▸ **EXERCISE TASK**:
Convert the data into a numbered list, starting at its first line and ending at the line that contains "y-tick-label: 15,0 (73, 405, 122, 429)", with blank lines omitted. Include only those lines.

[Start INFORMATION PROVIDED]

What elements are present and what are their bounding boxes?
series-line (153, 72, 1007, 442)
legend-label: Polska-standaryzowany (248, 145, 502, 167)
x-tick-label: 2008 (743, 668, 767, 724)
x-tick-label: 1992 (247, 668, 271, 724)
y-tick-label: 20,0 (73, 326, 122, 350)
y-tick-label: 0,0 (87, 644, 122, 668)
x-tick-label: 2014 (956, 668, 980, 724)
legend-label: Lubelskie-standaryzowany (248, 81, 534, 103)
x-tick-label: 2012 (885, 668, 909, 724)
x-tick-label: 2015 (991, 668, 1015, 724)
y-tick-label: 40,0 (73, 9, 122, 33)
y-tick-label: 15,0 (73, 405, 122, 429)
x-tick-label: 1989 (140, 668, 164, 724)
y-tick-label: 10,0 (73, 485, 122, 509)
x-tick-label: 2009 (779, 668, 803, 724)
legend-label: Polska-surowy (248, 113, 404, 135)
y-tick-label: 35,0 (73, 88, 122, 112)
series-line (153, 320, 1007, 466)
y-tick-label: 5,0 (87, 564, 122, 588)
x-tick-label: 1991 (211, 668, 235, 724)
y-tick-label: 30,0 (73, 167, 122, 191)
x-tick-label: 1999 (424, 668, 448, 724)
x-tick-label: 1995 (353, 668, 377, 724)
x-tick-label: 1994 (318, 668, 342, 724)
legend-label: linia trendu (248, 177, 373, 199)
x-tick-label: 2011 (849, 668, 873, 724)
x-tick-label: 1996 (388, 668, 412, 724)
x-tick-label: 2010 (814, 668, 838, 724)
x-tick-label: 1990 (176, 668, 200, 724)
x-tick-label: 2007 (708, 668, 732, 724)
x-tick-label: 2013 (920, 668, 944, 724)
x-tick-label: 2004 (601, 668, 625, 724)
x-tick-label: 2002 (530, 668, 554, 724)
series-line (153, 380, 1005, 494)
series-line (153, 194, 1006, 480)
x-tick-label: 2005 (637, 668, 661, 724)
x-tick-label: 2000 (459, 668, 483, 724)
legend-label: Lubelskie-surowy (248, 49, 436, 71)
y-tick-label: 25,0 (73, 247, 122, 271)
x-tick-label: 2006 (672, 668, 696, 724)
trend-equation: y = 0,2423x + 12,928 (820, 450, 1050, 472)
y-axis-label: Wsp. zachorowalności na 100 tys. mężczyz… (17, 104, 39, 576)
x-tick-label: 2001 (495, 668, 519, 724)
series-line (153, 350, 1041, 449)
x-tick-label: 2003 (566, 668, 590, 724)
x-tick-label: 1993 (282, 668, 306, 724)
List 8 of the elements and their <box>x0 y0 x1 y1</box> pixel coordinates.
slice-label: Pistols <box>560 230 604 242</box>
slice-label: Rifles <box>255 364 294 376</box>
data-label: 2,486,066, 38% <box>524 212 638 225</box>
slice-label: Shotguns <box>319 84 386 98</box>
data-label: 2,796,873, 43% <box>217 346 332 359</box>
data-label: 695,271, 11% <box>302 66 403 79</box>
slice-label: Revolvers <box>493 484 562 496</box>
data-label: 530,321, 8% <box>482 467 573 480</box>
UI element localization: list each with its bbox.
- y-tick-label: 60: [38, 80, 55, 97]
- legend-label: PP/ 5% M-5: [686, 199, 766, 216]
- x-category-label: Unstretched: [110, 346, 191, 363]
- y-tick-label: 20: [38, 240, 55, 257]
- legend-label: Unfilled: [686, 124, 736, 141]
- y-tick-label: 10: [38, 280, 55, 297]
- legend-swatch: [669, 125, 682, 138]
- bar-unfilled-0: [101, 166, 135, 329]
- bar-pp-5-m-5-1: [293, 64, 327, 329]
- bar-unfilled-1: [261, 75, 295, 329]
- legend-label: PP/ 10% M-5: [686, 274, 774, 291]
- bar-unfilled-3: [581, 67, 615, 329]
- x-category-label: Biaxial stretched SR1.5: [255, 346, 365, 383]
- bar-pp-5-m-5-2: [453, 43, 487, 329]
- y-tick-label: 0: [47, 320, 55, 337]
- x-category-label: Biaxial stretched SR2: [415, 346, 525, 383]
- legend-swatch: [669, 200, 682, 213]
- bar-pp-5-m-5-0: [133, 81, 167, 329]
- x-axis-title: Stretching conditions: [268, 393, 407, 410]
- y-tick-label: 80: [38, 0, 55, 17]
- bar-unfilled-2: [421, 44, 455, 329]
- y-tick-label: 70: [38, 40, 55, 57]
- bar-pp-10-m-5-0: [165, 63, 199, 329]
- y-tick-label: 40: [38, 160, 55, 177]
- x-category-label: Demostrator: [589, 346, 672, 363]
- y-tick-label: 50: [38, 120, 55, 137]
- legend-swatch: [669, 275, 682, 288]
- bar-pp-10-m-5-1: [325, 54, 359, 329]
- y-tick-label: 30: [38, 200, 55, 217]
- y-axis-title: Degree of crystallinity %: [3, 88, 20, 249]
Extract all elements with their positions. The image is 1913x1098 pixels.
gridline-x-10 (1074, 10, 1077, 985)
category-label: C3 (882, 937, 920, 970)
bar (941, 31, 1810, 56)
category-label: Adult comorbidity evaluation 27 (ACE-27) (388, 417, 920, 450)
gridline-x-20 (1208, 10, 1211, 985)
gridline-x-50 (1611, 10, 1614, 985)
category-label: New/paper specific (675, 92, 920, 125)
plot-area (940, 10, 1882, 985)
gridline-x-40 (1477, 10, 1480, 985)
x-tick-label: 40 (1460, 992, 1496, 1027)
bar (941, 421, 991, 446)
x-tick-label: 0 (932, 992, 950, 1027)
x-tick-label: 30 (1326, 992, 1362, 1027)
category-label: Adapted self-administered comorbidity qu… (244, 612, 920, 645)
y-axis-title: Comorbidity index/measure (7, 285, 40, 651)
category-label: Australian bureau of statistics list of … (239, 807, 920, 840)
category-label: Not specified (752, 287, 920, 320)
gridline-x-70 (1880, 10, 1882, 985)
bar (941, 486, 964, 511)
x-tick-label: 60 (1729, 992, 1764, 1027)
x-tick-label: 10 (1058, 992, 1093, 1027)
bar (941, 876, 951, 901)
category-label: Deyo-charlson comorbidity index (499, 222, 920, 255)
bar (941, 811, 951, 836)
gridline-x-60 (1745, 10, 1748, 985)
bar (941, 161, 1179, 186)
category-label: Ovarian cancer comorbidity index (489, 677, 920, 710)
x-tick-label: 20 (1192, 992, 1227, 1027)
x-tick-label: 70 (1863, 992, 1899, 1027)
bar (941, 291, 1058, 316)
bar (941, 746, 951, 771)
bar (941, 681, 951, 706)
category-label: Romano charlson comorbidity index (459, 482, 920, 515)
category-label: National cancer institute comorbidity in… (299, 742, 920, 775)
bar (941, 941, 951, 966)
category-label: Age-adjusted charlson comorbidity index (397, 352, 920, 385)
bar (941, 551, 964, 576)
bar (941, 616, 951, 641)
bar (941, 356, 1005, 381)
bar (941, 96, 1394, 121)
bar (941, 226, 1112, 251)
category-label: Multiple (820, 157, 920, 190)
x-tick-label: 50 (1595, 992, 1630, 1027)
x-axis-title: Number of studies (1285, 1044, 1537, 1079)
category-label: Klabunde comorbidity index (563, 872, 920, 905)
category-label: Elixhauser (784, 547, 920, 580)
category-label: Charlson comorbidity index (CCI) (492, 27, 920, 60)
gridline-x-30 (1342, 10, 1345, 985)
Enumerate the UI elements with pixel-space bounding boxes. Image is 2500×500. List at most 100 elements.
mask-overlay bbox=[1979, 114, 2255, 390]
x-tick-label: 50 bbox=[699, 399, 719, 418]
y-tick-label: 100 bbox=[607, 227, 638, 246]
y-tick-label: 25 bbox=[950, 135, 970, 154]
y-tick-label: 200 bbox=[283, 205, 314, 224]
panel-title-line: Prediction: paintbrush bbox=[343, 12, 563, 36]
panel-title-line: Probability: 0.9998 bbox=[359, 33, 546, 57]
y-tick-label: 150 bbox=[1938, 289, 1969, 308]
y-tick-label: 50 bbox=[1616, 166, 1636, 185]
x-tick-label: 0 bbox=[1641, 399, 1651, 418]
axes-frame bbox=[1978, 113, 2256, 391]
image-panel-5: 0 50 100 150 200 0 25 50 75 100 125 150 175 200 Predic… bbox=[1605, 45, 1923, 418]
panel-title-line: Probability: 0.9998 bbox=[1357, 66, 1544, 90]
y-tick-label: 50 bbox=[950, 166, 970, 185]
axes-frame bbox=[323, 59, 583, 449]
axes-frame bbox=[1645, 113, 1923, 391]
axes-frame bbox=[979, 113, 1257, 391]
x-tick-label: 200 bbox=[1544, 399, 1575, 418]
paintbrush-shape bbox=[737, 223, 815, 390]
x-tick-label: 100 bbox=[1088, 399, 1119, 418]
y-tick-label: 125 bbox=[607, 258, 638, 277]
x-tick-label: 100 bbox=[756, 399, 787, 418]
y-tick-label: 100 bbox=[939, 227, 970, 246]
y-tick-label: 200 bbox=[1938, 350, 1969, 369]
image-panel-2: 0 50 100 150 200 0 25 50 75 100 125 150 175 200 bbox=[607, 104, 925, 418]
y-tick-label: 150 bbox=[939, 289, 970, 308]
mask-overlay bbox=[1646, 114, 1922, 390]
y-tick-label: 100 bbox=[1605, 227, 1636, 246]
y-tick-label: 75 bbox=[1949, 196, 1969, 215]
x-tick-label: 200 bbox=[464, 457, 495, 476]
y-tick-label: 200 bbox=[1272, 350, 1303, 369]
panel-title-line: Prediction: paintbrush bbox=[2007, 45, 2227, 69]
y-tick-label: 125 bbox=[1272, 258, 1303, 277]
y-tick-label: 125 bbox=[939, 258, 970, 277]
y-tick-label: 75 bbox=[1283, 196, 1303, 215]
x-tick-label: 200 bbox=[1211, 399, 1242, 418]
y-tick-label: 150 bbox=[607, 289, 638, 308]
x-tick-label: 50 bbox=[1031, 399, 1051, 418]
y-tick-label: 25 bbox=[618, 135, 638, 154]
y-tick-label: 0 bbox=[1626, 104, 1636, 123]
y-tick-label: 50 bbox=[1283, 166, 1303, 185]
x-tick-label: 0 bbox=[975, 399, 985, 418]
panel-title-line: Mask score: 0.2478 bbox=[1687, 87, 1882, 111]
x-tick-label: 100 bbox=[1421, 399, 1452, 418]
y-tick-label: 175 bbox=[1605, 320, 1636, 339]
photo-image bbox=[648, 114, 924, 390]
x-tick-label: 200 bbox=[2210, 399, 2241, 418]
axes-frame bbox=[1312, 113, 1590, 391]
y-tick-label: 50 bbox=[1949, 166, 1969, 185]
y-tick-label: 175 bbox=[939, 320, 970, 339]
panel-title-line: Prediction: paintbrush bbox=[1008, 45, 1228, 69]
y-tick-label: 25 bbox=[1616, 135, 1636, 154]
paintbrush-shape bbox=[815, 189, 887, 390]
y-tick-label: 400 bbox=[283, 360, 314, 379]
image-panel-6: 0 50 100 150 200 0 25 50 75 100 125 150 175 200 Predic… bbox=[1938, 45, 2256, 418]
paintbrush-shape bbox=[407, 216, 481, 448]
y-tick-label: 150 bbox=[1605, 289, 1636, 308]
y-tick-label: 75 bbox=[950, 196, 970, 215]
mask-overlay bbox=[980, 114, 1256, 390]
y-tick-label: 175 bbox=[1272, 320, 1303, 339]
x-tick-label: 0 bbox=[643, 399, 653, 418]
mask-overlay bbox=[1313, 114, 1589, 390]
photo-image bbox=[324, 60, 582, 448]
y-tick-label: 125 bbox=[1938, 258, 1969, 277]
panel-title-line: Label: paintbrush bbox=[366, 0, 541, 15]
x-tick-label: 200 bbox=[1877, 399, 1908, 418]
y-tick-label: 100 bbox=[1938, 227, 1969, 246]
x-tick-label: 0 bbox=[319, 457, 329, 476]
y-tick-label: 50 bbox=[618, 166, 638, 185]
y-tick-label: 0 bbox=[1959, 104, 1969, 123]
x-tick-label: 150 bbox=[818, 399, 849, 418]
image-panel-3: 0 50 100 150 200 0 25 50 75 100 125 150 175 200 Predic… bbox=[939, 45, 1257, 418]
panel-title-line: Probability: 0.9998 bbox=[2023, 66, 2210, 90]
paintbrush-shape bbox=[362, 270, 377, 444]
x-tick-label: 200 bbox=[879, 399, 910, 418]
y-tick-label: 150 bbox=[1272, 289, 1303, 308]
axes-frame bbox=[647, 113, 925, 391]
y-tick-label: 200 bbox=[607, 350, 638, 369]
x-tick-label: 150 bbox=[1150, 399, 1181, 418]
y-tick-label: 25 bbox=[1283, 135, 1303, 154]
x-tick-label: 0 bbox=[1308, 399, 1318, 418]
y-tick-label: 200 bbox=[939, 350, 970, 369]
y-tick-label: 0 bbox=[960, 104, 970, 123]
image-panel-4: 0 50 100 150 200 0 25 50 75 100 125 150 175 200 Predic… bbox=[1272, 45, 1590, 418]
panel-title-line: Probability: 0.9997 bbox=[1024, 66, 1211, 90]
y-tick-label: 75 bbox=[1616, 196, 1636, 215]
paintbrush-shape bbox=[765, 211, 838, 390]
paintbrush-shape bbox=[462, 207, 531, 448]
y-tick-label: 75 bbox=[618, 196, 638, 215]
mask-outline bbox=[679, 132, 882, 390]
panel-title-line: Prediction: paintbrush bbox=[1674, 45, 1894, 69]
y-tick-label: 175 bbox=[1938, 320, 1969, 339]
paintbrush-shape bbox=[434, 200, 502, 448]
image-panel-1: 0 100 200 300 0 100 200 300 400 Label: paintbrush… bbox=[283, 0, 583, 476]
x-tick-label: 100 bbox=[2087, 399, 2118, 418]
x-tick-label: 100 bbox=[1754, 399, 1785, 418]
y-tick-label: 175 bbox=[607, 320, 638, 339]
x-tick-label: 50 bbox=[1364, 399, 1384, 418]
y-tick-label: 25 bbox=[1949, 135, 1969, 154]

[End INFORMATION PROVIDED]

▸ **EXERCISE OUTPUT**:
1. What elements are present and what are their bounding boxes?
2. series-line (153, 72, 1007, 442)
3. legend-label: Polska-standaryzowany (248, 145, 502, 167)
4. x-tick-label: 2008 (743, 668, 767, 724)
5. x-tick-label: 1992 (247, 668, 271, 724)
6. y-tick-label: 20,0 (73, 326, 122, 350)
7. y-tick-label: 0,0 (87, 644, 122, 668)
8. x-tick-label: 2014 (956, 668, 980, 724)
9. legend-label: Lubelskie-standaryzowany (248, 81, 534, 103)
10. x-tick-label: 2012 (885, 668, 909, 724)
11. x-tick-label: 2015 (991, 668, 1015, 724)
12. y-tick-label: 40,0 (73, 9, 122, 33)
13. y-tick-label: 15,0 (73, 405, 122, 429)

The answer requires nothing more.